Take the material below and write it all out again exactly.

[Rows from a dataset]
--
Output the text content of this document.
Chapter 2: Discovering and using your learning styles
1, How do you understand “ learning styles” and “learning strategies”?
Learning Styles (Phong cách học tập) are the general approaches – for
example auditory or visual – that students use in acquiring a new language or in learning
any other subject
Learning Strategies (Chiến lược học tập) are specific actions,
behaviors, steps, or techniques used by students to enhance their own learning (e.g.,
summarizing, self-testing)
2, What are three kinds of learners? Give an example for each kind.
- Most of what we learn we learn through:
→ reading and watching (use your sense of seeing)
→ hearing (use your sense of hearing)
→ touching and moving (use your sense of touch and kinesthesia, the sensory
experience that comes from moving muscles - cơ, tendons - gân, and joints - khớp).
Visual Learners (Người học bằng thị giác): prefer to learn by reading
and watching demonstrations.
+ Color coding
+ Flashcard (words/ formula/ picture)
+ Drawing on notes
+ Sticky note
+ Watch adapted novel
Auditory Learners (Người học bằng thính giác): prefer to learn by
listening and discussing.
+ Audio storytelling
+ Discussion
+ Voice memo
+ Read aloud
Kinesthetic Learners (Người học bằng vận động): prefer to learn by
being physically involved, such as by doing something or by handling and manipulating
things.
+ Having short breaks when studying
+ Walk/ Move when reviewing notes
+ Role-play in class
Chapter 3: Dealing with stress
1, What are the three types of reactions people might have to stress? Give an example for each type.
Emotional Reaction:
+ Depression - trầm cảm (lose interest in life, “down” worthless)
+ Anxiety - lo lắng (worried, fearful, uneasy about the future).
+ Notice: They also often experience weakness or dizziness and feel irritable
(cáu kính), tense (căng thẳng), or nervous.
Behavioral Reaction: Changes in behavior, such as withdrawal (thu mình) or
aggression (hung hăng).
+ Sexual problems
--
Task answer:
Output the text content of this document.
Chapter 2: Discovering and using your learning styles
1, How do you understand “ learning styles” and “learning strategies”?
Learning Styles (Phong cách học tập) are the general approaches – for
example auditory or visual – that students use in acquiring a new language or in learning
any other subject
Learning Strategies (Chiến lược học tập) are specific actions,
behaviors, steps, or techniques used by students to enhance their own learning (e.g.,
summarizing, self-testing)
2, What are three kinds of learners? Give an example for each kind.
- Most of what we learn we learn through:
→ reading and watching (use your sense of seeing)
→ hearing (use your sense of hearing)
→ touching and moving (use your sense of touch and kinesthesia, the sensory
experience that comes from moving muscles - cơ, tendons - gân, and joints - khớp).
Visual Learners (Người học bằng thị giác): prefer to learn by reading
and watching demonstrations.
+ Color coding
+ Flashcard (words/ formula/ picture)
+ Drawing on notes
+ Sticky note
+ Watch adapted novel
Auditory Learners (Người học bằng thính giác): prefer to learn by
listening and discussing.
+ Audio storytelling
+ Discussion
+ Voice memo
+ Read aloud
Kinesthetic Learners (Người học bằng vận động): prefer to learn by
being physically involved, such as by doing something or by handling and manipulating
things.
+ Having short breaks when studying
+ Walk/ Move when reviewing notes
+ Role-play in class
Chapter 3: Dealing with stress
1, What are the three types of reactions people might have to stress? Give an example for each type.
Emotional Reaction:
+ Depression - trầm cảm (lose interest in life, “down” worthless)
+ Anxiety - lo lắng (worried, fearful, uneasy about the future).
+ Notice: They also often experience weakness or dizziness and feel irritable
(cáu kính), tense (căng thẳng), or nervous.
Behavioral Reaction: Changes in behavior, such as withdrawal (thu mình) or
aggression (hung hăng).
+ Sexual problems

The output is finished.